*TASK STATEMENT*
Repeat the listing that follows, character for character, minus the pictures.

— BEGIN —

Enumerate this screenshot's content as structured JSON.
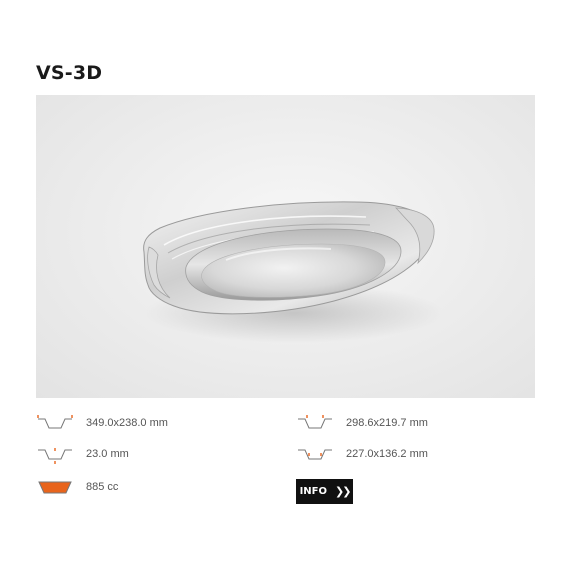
{
  "product": {
    "code": "VS-3D",
    "image_alt": "Oval aluminium foil platter"
  },
  "specs": {
    "top_dimensions": "349.0x238.0 mm",
    "bottom_dimensions": "298.6x219.7 mm",
    "depth": "23.0 mm",
    "inner_dimensions": "227.0x136.2 mm",
    "capacity": "885 cc"
  },
  "actions": {
    "info_label": "INFO",
    "info_chevron": "❯❯"
  },
  "colors": {
    "accent": "#e8641c",
    "icon_line": "#777777",
    "button_bg": "#111111"
  }
}
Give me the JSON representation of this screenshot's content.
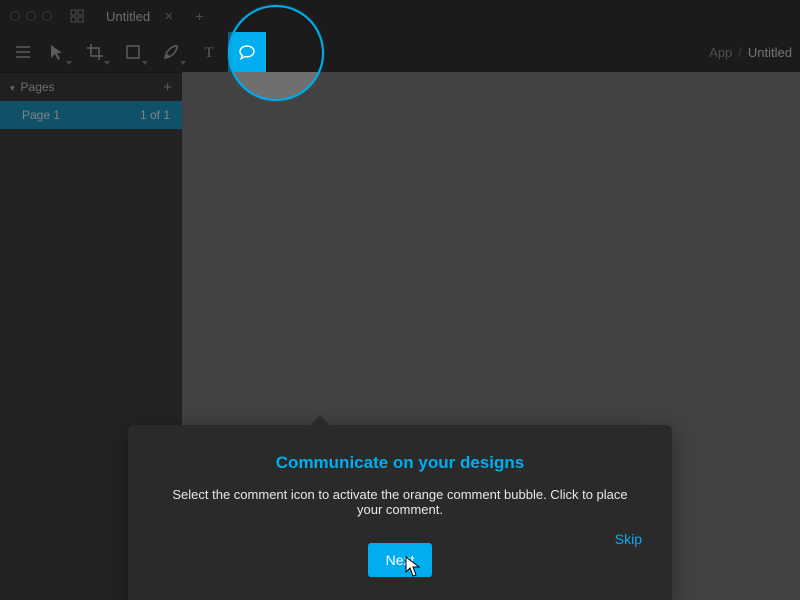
{
  "titlebar": {
    "tab_label": "Untitled"
  },
  "toolbar": {
    "breadcrumb_app": "App",
    "breadcrumb_doc": "Untitled"
  },
  "sidebar": {
    "pages_label": "Pages",
    "page1": {
      "name": "Page 1",
      "count": "1 of 1"
    }
  },
  "coach": {
    "title": "Communicate on your designs",
    "body": "Select the comment icon to activate the orange comment bubble. Click to place your comment.",
    "next_label": "Next",
    "skip_label": "Skip"
  },
  "colors": {
    "accent": "#00aeef"
  }
}
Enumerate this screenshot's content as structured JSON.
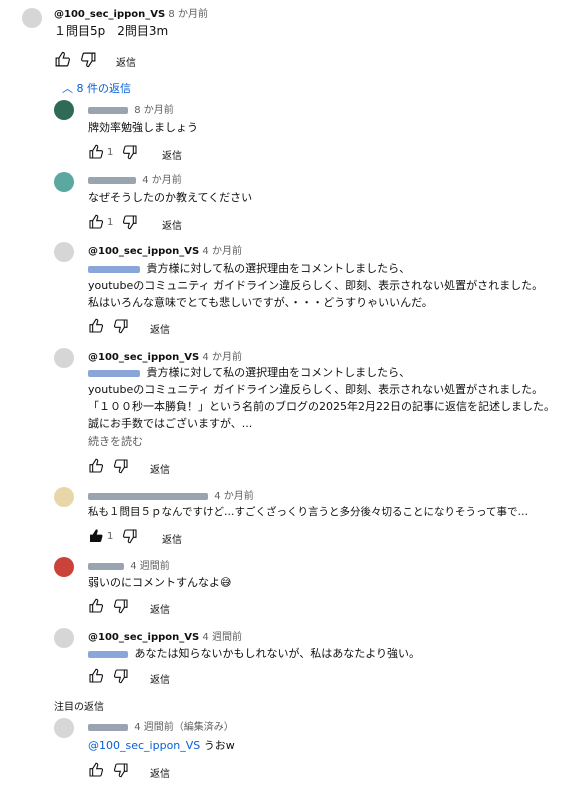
{
  "parent": {
    "author": "@100_sec_ippon_VS",
    "time": "8 か月前",
    "text": "１問目5p　2問目3m",
    "reply_label": "返信"
  },
  "replies_toggle": "8 件の返信",
  "replies": [
    {
      "time": "8 か月前",
      "lines": [
        "牌効率勉強しましょう"
      ],
      "likes": "1",
      "reply_label": "返信"
    },
    {
      "time": "4 か月前",
      "lines": [
        "なぜそうしたのか教えてください"
      ],
      "likes": "1",
      "reply_label": "返信"
    },
    {
      "author": "@100_sec_ippon_VS",
      "time": "4 か月前",
      "lines": [
        "貴方様に対して私の選択理由をコメントしましたら、",
        "youtubeのコミュニティ ガイドライン違反らしく、即刻、表示されない処置がされました。",
        "私はいろんな意味でとても悲しいですが、・・・どうすりゃいいんだ。"
      ],
      "reply_label": "返信"
    },
    {
      "author": "@100_sec_ippon_VS",
      "time": "4 か月前",
      "lines": [
        "貴方様に対して私の選択理由をコメントしましたら、",
        "youtubeのコミュニティ ガイドライン違反らしく、即刻、表示されない処置がされました。",
        "「１００秒一本勝負！」という名前のブログの2025年2月22日の記事に返信を記述しました。",
        "誠にお手数ではございますが、..."
      ],
      "read_more": "続きを読む",
      "reply_label": "返信"
    },
    {
      "time": "4 か月前",
      "lines": [
        "私も１問目５ｐなんですけど…すごくざっくり言うと多分後々切ることになりそうって事で…"
      ],
      "likes": "1",
      "reply_label": "返信"
    },
    {
      "time": "4 週間前",
      "lines": [
        "弱いのにコメントすんなよ😅"
      ],
      "reply_label": "返信"
    },
    {
      "author": "@100_sec_ippon_VS",
      "time": "4 週間前",
      "lines": [
        "あなたは知らないかもしれないが、私はあなたより強い。"
      ],
      "reply_label": "返信"
    }
  ],
  "pinned_label": "注目の返信",
  "pinned": {
    "time": "4 週間前（編集済み）",
    "mention": "@100_sec_ippon_VS",
    "text": " うおw",
    "reply_label": "返信"
  }
}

— END —

*WRITTEN ANSWER*
Enumerate this screenshot's content as structured JSON.
{
  "product": {
    "code": "VS-3D",
    "image_alt": "Oval aluminium foil platter"
  },
  "specs": {
    "top_dimensions": "349.0x238.0 mm",
    "bottom_dimensions": "298.6x219.7 mm",
    "depth": "23.0 mm",
    "inner_dimensions": "227.0x136.2 mm",
    "capacity": "885 cc"
  },
  "actions": {
    "info_label": "INFO",
    "info_chevron": "❯❯"
  },
  "colors": {
    "accent": "#e8641c",
    "icon_line": "#777777",
    "button_bg": "#111111"
  }
}
Give me the JSON representation of this screenshot's content.
{
  "titlebar": {
    "tab_label": "Untitled"
  },
  "toolbar": {
    "breadcrumb_app": "App",
    "breadcrumb_doc": "Untitled"
  },
  "sidebar": {
    "pages_label": "Pages",
    "page1": {
      "name": "Page 1",
      "count": "1 of 1"
    }
  },
  "coach": {
    "title": "Communicate on your designs",
    "body": "Select the comment icon to activate the orange comment bubble. Click to place your comment.",
    "next_label": "Next",
    "skip_label": "Skip"
  },
  "colors": {
    "accent": "#00aeef"
  }
}
Enumerate this screenshot's content as structured JSON.
{
  "parent": {
    "author": "@100_sec_ippon_VS",
    "time": "8 か月前",
    "text": "１問目5p　2問目3m",
    "reply_label": "返信"
  },
  "replies_toggle": "8 件の返信",
  "replies": [
    {
      "time": "8 か月前",
      "lines": [
        "牌効率勉強しましょう"
      ],
      "likes": "1",
      "reply_label": "返信"
    },
    {
      "time": "4 か月前",
      "lines": [
        "なぜそうしたのか教えてください"
      ],
      "likes": "1",
      "reply_label": "返信"
    },
    {
      "author": "@100_sec_ippon_VS",
      "time": "4 か月前",
      "lines": [
        "貴方様に対して私の選択理由をコメントしましたら、",
        "youtubeのコミュニティ ガイドライン違反らしく、即刻、表示されない処置がされました。",
        "私はいろんな意味でとても悲しいですが、・・・どうすりゃいいんだ。"
      ],
      "reply_label": "返信"
    },
    {
      "author": "@100_sec_ippon_VS",
      "time": "4 か月前",
      "lines": [
        "貴方様に対して私の選択理由をコメントしましたら、",
        "youtubeのコミュニティ ガイドライン違反らしく、即刻、表示されない処置がされました。",
        "「１００秒一本勝負！」という名前のブログの2025年2月22日の記事に返信を記述しました。",
        "誠にお手数ではございますが、..."
      ],
      "read_more": "続きを読む",
      "reply_label": "返信"
    },
    {
      "time": "4 か月前",
      "lines": [
        "私も１問目５ｐなんですけど…すごくざっくり言うと多分後々切ることになりそうって事で…"
      ],
      "likes": "1",
      "reply_label": "返信"
    },
    {
      "time": "4 週間前",
      "lines": [
        "弱いのにコメントすんなよ😅"
      ],
      "reply_label": "返信"
    },
    {
      "author": "@100_sec_ippon_VS",
      "time": "4 週間前",
      "lines": [
        "あなたは知らないかもしれないが、私はあなたより強い。"
      ],
      "reply_label": "返信"
    }
  ],
  "pinned_label": "注目の返信",
  "pinned": {
    "time": "4 週間前（編集済み）",
    "mention": "@100_sec_ippon_VS",
    "text": " うおw",
    "reply_label": "返信"
  }
}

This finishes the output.